> [Supplied data]
··········
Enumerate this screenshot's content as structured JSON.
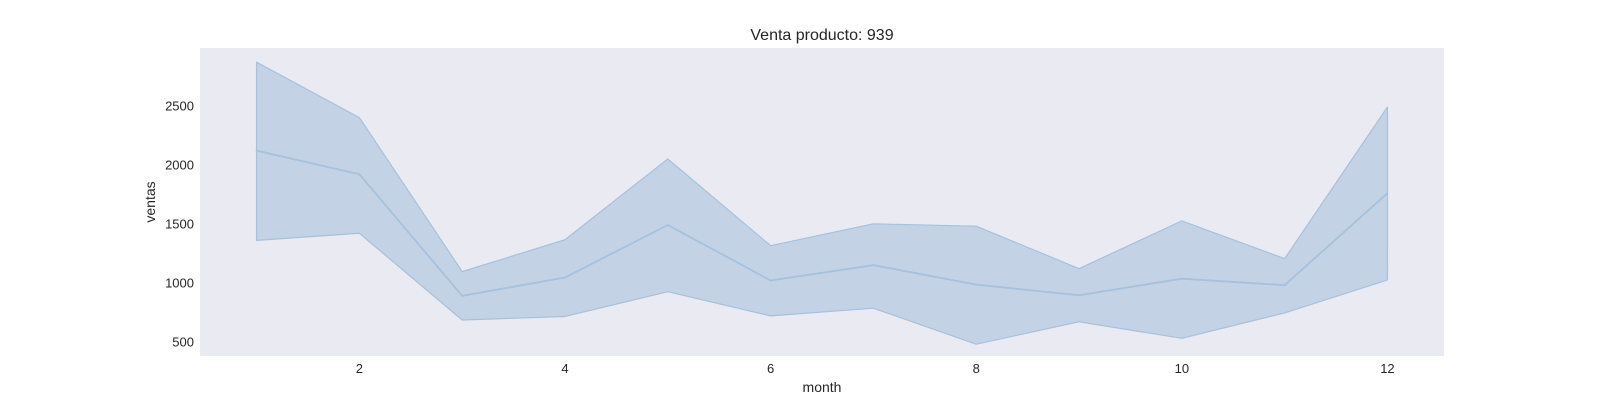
{
  "chart_data": {
    "type": "line",
    "title": "Venta producto: 939",
    "xlabel": "month",
    "ylabel": "ventas",
    "x": [
      1,
      2,
      3,
      4,
      5,
      6,
      7,
      8,
      9,
      10,
      11,
      12
    ],
    "series": [
      {
        "values": [
          2120,
          1920,
          890,
          1045,
          1490,
          1020,
          1150,
          985,
          895,
          1035,
          980,
          1760
        ],
        "lower": [
          1360,
          1420,
          685,
          715,
          925,
          720,
          785,
          480,
          670,
          530,
          745,
          1025
        ],
        "upper": [
          2870,
          2400,
          1095,
          1365,
          2050,
          1315,
          1500,
          1480,
          1120,
          1525,
          1205,
          2490
        ],
        "color": "#a6c1dd",
        "band_color": "#c3d3e5"
      }
    ],
    "xlim": [
      0.45,
      12.55
    ],
    "ylim": [
      380,
      2990
    ],
    "x_ticks": [
      2,
      4,
      6,
      8,
      10,
      12
    ],
    "x_tick_labels": [
      "2",
      "4",
      "6",
      "8",
      "10",
      "12"
    ],
    "y_ticks": [
      500,
      1000,
      1500,
      2000,
      2500
    ],
    "y_tick_labels": [
      "500",
      "1000",
      "1500",
      "2000",
      "2500"
    ],
    "grid": false,
    "plot_background": "#eaeaf2"
  }
}
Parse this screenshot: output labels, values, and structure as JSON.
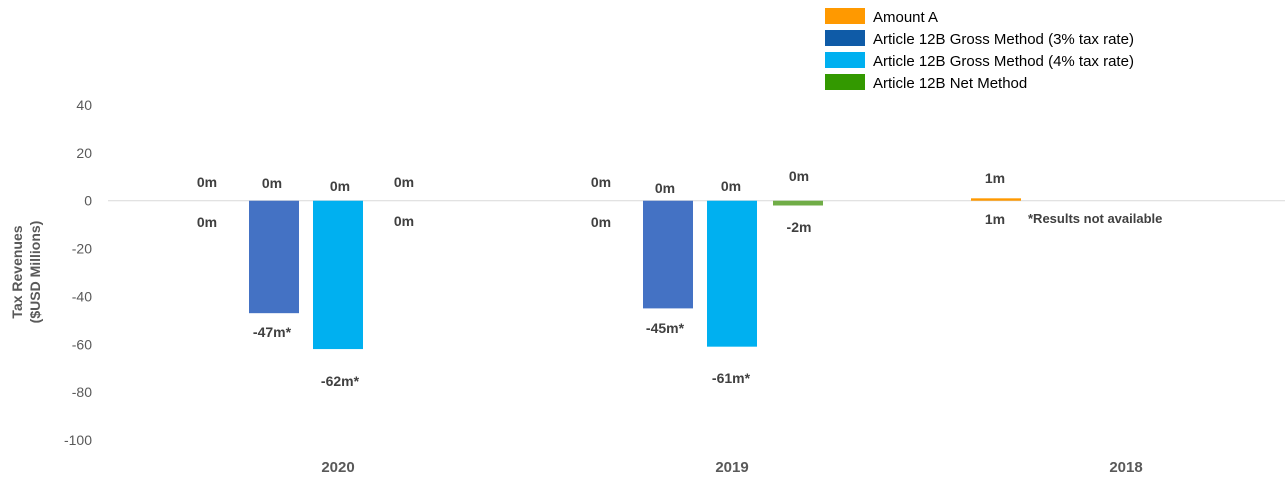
{
  "chart_data": {
    "type": "bar",
    "categories": [
      "2020",
      "2019",
      "2018"
    ],
    "ylabel_lines": [
      "Tax Revenues",
      "($USD Millions)"
    ],
    "ylim": [
      -100,
      40
    ],
    "yticks": [
      40,
      20,
      0,
      -20,
      -40,
      -60,
      -80,
      -100
    ],
    "grid": false,
    "legend_position": "top-right",
    "series": [
      {
        "name": "Amount A",
        "color": "#FF9900",
        "values": [
          0,
          0,
          1
        ],
        "labels": [
          "0m",
          "0m",
          "1m"
        ]
      },
      {
        "name": "Article 12B Gross Method (3% tax rate)",
        "color": "#0F5BA7",
        "legend_color": "#0F5BA7",
        "bar_color": "#4472C4",
        "values": [
          -47,
          -45,
          null
        ],
        "labels": [
          "-47m*",
          "-45m*",
          ""
        ]
      },
      {
        "name": "Article 12B Gross Method (4% tax rate)",
        "color": "#00B0F0",
        "values": [
          -62,
          -61,
          null
        ],
        "labels": [
          "-62m*",
          "-61m*",
          ""
        ]
      },
      {
        "name": "Article 12B Net Method",
        "color": "#339900",
        "bar_color": "#70AD47",
        "values": [
          0,
          -2,
          null
        ],
        "labels": [
          "0m",
          "-2m",
          ""
        ]
      }
    ],
    "annotations": {
      "top_labels": [
        [
          "0m",
          "0m",
          "0m",
          "0m"
        ],
        [
          "0m",
          "0m",
          "0m",
          "0m"
        ],
        [
          "1m"
        ]
      ],
      "below_labels": [
        [
          "0m",
          "0m"
        ],
        [
          "0m",
          "-2m"
        ],
        [
          "1m"
        ]
      ],
      "note": "*Results not available"
    }
  }
}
··········
> [Exercise details] Using the records above, say how many lines include the string "Gross". Only the number is wanted.

> [Exercise solution] 2